→ Source extract:

++++++++

I Claim Black Because My Light Skin Doesn’t Protect Me From Misogynoir

I am a mixed race woman. One of my parents is Black and the other is white. I identify as both mixed race and as Black. I do so because of the legacy of the one drop rule and because I cannot access whiteness as it is associated with being ‘pure’ and I am clearly ‘tainted’ with my racially ambiguous looks. My afro, my golden skin, my thick figure and my full lips combine to give me an appearance that is notably not white. I feel connected to Blackness in a way I cannot feel towards whiteness. Despite being mainly raised by my white parent, it is not in whiteness that I find my home.

I am however, light skinned. There is no denying this fact. A white person with a dedication to sun beds can easily deepen their skin to a shade darker than mine. This paleness allows me ambiguity and means that whilst I am never read as belonging amongst white folks, I can enjoy the dubious privilege of sometimes being seen as ‘acceptably Black’. I am ‘exotic’ but not too dark to raise fear. I am the face of Black women on screen, the pretty light skinned girl who only exists to provide decoration (but at least she’s there, at least she’s seen, unlike my dark skinned sisters).

++++++++

→ Stated exercise A: Which physical features does the essay name as giving the writer an appearance that is notably not white? List them all.

++++++++

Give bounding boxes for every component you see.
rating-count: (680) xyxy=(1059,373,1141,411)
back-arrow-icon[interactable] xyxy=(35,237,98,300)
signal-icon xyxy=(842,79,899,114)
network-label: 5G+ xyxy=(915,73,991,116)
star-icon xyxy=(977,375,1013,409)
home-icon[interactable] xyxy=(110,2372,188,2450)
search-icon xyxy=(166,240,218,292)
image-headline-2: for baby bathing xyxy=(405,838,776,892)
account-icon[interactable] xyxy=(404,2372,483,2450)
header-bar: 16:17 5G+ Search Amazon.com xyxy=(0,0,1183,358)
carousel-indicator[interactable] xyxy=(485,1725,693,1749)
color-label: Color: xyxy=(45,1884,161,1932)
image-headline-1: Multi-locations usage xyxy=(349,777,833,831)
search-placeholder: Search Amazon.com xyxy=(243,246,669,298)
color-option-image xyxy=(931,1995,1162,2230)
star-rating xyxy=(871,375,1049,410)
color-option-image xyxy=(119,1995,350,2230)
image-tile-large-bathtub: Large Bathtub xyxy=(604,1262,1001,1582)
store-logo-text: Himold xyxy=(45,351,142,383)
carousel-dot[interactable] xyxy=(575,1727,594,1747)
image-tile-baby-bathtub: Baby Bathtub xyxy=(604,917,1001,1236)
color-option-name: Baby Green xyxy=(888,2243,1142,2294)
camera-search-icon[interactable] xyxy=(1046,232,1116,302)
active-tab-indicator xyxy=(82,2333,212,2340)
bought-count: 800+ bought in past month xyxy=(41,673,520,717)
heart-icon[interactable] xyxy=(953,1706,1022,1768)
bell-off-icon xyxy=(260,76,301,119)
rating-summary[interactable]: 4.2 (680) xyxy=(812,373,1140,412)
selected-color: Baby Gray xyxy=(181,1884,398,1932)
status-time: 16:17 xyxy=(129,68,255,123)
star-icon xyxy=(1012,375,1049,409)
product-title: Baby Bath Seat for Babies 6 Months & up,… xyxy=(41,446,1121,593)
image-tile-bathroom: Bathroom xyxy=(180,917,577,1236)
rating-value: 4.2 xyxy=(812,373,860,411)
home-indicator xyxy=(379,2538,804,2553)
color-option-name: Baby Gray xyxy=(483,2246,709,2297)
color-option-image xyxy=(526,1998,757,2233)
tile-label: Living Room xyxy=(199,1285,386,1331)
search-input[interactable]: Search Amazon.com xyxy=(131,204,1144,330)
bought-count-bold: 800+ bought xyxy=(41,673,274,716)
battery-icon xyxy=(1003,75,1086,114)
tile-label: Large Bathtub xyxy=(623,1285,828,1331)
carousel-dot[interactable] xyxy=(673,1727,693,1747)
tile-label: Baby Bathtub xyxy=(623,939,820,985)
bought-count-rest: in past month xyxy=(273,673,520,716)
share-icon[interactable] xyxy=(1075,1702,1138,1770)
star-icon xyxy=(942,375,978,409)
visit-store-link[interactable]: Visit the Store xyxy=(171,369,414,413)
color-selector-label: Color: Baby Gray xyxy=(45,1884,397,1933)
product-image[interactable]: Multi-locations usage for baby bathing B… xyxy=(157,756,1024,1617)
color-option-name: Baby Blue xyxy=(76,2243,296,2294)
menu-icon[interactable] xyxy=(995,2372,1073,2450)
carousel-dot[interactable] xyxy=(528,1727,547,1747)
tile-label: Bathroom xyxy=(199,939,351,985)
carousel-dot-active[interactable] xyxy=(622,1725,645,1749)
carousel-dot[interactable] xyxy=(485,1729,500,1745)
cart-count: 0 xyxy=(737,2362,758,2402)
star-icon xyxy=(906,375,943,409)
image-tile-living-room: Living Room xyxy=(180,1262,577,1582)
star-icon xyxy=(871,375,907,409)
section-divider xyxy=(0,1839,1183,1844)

++++++++

→ Stated exercise B: Edit the listing from its first line through the line containing "color-option-name: Baby Gray" by replacing every "star-icon" with "rating-star", and give only those lines, with everything else unchanged.

→ Expected output A:
- Afro
- Golden skin
- Thick figure
- Full lips

→ Expected output B:
Give bounding boxes for every component you see.
rating-count: (680) xyxy=(1059,373,1141,411)
back-arrow-icon[interactable] xyxy=(35,237,98,300)
signal-icon xyxy=(842,79,899,114)
network-label: 5G+ xyxy=(915,73,991,116)
rating-star xyxy=(977,375,1013,409)
home-icon[interactable] xyxy=(110,2372,188,2450)
search-icon xyxy=(166,240,218,292)
image-headline-2: for baby bathing xyxy=(405,838,776,892)
account-icon[interactable] xyxy=(404,2372,483,2450)
header-bar: 16:17 5G+ Search Amazon.com xyxy=(0,0,1183,358)
carousel-indicator[interactable] xyxy=(485,1725,693,1749)
color-label: Color: xyxy=(45,1884,161,1932)
image-headline-1: Multi-locations usage xyxy=(349,777,833,831)
search-placeholder: Search Amazon.com xyxy=(243,246,669,298)
color-option-image xyxy=(931,1995,1162,2230)
star-rating xyxy=(871,375,1049,410)
color-option-image xyxy=(119,1995,350,2230)
image-tile-large-bathtub: Large Bathtub xyxy=(604,1262,1001,1582)
store-logo-text: Himold xyxy=(45,351,142,383)
carousel-dot[interactable] xyxy=(575,1727,594,1747)
image-tile-baby-bathtub: Baby Bathtub xyxy=(604,917,1001,1236)
color-option-name: Baby Green xyxy=(888,2243,1142,2294)
camera-search-icon[interactable] xyxy=(1046,232,1116,302)
active-tab-indicator xyxy=(82,2333,212,2340)
bought-count: 800+ bought in past month xyxy=(41,673,520,717)
heart-icon[interactable] xyxy=(953,1706,1022,1768)
bell-off-icon xyxy=(260,76,301,119)
rating-summary[interactable]: 4.2 (680) xyxy=(812,373,1140,412)
selected-color: Baby Gray xyxy=(181,1884,398,1932)
status-time: 16:17 xyxy=(129,68,255,123)
rating-star xyxy=(1012,375,1049,409)
product-title: Baby Bath Seat for Babies 6 Months & up,… xyxy=(41,446,1121,593)
image-tile-bathroom: Bathroom xyxy=(180,917,577,1236)
rating-value: 4.2 xyxy=(812,373,860,411)
home-indicator xyxy=(379,2538,804,2553)
color-option-name: Baby Gray xyxy=(483,2246,709,2297)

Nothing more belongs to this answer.